_Exercise aim_: Convert the lines of the material from the line containing "value-text: 0,00 xyxy=(844,85,859,106)" through the line containing "funding-source-cell: Областной бюджет xyxy=(380,46,468,81)" into a Markdown table with two columns, No. and Entry. Number the rows and leave out any blank lines.
[start Data shown]
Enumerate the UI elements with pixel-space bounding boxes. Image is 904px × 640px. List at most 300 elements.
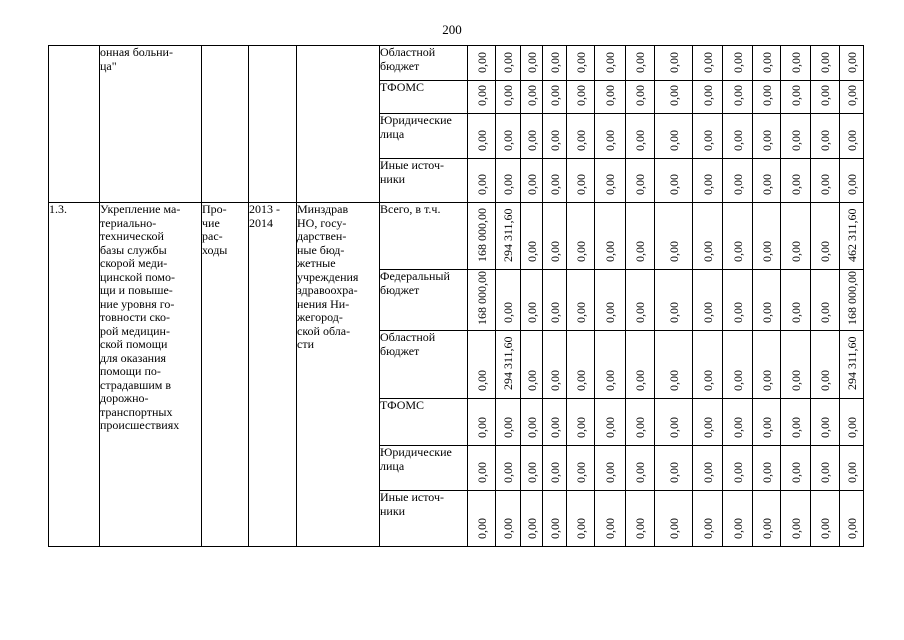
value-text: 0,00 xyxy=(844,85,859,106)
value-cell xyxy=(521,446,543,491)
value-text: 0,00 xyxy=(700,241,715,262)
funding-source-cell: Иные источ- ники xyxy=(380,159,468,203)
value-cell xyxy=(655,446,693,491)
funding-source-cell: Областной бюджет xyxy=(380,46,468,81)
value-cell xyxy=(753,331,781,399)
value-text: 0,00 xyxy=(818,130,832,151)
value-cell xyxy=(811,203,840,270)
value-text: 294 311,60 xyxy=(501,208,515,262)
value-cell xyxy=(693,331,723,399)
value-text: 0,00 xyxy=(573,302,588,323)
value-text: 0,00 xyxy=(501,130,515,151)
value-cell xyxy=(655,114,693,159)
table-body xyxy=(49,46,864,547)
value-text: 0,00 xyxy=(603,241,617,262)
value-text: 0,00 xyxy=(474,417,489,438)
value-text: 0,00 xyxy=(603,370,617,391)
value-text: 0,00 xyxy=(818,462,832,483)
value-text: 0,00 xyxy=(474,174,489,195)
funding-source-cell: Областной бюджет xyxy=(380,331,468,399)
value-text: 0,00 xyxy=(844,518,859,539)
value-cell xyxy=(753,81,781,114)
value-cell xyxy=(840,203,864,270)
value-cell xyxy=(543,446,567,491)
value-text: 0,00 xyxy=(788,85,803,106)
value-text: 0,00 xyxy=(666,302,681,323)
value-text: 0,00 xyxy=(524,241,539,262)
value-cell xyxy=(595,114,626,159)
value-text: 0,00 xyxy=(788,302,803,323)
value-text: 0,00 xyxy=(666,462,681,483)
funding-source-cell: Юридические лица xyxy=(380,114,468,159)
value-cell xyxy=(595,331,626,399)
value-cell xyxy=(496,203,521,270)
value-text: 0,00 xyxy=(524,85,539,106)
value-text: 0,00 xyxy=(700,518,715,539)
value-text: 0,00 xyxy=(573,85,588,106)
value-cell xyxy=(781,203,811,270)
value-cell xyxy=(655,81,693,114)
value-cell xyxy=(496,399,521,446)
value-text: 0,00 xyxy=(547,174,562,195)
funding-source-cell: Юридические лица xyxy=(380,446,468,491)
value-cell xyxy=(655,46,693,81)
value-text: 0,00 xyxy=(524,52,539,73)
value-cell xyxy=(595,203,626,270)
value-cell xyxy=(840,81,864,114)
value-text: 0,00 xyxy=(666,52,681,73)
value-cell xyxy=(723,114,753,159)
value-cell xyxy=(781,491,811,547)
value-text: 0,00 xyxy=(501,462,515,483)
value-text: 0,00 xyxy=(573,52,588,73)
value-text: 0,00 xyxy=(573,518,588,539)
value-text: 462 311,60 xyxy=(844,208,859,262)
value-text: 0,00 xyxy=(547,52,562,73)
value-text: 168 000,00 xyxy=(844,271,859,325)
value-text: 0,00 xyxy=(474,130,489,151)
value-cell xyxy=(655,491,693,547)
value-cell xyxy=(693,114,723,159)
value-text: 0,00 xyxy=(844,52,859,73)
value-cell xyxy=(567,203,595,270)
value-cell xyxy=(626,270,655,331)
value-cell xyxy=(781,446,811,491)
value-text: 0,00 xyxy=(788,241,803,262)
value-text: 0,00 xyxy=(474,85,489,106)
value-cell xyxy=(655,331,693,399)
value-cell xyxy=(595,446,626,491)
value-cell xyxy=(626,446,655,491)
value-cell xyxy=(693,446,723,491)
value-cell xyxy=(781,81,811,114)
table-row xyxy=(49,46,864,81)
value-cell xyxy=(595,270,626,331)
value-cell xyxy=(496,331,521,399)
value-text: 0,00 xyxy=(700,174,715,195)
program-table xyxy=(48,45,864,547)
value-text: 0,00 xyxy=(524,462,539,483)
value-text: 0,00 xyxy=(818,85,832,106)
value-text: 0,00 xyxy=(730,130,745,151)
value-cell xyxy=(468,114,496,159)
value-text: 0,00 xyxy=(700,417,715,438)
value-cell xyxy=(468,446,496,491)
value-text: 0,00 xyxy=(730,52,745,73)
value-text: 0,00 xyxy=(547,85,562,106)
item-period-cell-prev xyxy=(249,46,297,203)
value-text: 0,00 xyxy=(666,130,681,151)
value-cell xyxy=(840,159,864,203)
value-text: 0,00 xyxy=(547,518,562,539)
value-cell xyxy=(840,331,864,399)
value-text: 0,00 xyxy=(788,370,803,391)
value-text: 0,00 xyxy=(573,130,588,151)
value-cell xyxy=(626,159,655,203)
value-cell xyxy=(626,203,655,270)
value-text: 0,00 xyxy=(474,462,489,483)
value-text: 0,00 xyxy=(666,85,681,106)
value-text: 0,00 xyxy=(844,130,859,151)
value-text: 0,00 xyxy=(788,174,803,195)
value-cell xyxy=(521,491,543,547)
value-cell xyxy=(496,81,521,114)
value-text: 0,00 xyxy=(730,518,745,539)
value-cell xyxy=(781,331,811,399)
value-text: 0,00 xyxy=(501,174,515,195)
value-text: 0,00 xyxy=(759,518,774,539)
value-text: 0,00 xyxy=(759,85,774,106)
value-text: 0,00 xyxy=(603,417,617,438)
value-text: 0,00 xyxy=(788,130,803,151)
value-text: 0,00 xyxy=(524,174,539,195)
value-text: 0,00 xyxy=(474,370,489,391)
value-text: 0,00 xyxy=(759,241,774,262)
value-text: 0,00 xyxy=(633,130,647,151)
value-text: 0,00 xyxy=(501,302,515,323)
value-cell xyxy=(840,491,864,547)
[end Data shown]
_Exercise output_:
| No. | Entry |
|---|---|
| 1 | value-text: 0,00 xyxy=(844,85,859,106) |
| 2 | value-cell xyxy=(521,446,543,491) |
| 3 | value-text: 0,00 xyxy=(700,241,715,262) |
| 4 | funding-source-cell: Иные источ- ники xyxy=(380,159,468,203) |
| 5 | value-cell xyxy=(655,446,693,491) |
| 6 | funding-source-cell: Областной бюджет xyxy=(380,46,468,81) |